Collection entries
- - - - - - -

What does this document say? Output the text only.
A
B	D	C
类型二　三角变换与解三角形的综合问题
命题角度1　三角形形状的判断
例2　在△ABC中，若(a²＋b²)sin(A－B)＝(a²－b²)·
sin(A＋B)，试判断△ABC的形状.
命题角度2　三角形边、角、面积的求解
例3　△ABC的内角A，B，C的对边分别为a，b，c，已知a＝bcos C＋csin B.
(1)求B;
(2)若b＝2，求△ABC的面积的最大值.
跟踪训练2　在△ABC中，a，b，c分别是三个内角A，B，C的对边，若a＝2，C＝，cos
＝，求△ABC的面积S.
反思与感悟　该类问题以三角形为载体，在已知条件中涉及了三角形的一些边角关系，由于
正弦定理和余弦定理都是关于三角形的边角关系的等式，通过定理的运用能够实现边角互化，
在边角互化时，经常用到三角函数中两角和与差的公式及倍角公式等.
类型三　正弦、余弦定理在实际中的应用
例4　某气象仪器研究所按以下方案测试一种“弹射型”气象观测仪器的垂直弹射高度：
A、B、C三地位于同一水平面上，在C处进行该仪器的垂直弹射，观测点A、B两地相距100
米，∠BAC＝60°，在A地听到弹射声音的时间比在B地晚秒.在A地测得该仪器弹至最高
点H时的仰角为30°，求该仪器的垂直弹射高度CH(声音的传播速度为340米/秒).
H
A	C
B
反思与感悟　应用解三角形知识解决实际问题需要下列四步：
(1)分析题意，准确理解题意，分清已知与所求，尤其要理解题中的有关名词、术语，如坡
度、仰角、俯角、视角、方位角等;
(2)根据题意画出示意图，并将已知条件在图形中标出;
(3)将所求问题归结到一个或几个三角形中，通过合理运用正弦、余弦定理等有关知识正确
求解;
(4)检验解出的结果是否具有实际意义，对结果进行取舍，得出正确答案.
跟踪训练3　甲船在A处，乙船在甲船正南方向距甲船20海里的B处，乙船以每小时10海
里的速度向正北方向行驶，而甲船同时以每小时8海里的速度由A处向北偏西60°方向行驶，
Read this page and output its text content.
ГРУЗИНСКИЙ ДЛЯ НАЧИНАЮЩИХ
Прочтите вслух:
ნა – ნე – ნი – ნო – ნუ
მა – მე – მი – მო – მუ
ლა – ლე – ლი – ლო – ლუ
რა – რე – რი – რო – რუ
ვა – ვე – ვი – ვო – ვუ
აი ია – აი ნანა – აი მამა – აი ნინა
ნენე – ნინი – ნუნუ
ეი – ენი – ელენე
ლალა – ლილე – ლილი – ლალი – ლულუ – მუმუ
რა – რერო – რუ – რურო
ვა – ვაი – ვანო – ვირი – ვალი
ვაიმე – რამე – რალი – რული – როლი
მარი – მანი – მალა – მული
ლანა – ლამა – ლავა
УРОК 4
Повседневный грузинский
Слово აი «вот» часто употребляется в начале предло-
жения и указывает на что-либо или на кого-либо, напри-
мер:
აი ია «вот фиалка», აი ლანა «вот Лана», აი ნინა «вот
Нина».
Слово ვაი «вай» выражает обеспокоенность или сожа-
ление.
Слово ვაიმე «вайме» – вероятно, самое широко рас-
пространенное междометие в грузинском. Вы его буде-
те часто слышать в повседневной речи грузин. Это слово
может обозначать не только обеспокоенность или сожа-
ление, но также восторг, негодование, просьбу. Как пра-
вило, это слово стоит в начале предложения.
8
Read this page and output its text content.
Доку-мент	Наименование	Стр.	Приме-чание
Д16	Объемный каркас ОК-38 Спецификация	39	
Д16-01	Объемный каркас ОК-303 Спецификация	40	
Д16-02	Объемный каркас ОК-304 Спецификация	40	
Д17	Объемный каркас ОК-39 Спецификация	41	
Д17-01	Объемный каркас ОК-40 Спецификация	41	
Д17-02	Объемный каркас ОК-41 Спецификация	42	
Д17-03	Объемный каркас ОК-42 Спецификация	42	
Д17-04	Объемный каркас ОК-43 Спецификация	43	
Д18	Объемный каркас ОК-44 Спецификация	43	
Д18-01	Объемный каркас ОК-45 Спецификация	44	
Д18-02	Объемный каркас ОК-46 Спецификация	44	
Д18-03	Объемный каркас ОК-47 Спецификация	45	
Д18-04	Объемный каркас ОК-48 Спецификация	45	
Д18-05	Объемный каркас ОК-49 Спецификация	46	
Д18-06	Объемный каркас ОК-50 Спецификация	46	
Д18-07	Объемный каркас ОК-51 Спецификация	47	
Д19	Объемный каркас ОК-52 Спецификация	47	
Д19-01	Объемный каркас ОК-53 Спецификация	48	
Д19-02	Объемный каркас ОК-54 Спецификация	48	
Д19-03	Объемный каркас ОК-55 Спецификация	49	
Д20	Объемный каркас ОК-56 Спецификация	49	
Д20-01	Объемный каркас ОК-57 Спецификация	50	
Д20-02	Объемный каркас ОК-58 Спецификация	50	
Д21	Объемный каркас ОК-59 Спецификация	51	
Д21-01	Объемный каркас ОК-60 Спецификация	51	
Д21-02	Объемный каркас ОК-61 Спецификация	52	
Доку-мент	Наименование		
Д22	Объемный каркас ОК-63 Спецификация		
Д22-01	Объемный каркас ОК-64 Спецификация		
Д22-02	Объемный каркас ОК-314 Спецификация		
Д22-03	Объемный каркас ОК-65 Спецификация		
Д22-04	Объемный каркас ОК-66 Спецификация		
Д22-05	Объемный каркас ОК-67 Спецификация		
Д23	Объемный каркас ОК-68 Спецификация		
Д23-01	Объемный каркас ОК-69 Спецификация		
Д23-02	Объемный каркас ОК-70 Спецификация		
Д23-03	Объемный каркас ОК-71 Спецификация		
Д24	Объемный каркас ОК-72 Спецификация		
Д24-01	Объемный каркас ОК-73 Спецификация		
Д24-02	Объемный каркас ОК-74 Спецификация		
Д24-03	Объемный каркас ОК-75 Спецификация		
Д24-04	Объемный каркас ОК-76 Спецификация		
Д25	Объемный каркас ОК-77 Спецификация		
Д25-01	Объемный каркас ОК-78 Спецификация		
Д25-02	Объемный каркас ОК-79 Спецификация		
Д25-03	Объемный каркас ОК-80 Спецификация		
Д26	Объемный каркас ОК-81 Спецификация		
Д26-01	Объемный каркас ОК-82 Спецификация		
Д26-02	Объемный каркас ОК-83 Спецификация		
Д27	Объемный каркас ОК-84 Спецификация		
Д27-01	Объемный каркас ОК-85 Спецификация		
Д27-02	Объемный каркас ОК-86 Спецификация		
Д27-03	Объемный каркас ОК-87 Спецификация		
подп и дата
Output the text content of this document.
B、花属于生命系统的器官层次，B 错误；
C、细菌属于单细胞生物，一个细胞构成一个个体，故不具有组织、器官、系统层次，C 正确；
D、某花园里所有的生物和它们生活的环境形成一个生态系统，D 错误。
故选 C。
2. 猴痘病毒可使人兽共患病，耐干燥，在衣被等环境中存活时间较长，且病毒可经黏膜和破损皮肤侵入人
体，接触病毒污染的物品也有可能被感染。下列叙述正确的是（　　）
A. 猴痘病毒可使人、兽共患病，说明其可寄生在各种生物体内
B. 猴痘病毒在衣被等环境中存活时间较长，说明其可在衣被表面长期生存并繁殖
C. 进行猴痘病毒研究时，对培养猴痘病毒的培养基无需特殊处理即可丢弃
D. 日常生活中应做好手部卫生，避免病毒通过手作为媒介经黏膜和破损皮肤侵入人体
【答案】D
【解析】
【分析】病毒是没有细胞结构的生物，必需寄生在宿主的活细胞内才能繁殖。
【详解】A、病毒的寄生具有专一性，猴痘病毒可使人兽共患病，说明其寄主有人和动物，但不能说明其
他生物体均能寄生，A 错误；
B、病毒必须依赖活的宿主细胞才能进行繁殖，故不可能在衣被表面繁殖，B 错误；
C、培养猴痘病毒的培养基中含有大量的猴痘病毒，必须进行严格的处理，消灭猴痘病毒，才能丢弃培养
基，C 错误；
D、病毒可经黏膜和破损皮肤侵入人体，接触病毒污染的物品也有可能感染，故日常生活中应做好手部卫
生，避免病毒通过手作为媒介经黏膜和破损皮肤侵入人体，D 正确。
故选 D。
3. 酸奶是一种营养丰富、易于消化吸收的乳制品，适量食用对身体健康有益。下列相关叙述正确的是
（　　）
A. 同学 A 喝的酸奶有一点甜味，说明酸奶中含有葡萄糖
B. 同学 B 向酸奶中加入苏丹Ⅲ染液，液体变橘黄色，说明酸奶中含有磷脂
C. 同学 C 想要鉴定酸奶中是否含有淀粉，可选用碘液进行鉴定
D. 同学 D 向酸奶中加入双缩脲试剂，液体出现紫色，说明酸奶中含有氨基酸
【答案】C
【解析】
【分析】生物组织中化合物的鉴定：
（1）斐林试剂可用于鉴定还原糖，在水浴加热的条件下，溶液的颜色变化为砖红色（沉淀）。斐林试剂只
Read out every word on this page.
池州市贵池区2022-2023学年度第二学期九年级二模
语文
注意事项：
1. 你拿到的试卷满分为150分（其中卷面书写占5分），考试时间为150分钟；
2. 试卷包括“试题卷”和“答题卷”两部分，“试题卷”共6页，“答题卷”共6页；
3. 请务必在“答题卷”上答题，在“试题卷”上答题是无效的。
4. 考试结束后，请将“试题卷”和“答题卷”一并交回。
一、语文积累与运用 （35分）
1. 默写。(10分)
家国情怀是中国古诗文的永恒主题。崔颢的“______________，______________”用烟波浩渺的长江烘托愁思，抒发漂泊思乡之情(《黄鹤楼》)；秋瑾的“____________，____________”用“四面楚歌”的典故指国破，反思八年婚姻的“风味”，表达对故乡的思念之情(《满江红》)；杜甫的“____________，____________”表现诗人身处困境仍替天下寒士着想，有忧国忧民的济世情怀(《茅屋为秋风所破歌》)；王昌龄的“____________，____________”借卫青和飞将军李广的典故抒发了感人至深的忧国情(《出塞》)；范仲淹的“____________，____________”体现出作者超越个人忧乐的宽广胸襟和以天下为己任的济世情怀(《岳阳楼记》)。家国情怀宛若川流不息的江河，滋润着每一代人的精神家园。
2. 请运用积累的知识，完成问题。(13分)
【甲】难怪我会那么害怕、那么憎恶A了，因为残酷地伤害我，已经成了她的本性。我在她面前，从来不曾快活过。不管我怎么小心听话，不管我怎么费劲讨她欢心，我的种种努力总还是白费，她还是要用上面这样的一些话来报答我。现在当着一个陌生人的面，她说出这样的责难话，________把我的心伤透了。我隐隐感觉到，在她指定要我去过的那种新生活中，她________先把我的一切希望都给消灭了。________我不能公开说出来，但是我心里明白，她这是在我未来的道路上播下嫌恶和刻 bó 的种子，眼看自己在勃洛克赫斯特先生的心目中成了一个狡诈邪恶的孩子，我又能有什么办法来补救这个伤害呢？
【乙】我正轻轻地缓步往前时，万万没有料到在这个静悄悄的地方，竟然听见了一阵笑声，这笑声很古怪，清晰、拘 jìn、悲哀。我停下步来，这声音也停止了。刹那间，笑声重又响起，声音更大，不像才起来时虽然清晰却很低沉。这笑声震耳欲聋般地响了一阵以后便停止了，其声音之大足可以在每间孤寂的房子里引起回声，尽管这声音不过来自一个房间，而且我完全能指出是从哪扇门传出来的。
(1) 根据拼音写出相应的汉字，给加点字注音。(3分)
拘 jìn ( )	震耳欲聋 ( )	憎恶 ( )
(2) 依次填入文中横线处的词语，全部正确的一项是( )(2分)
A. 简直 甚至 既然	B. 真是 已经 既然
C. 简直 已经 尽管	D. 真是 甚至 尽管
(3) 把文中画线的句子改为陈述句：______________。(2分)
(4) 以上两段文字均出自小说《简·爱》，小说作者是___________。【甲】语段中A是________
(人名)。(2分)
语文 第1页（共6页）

- - - - - - -

## Challenge
Find every line that has "反思与感悟" in it, then return those lines.

## The solution
反思与感悟　该类问题以三角形为载体，在已知条件中涉及了三角形的一些边角关系，由于
反思与感悟　应用解三角形知识解决实际问题需要下列四步：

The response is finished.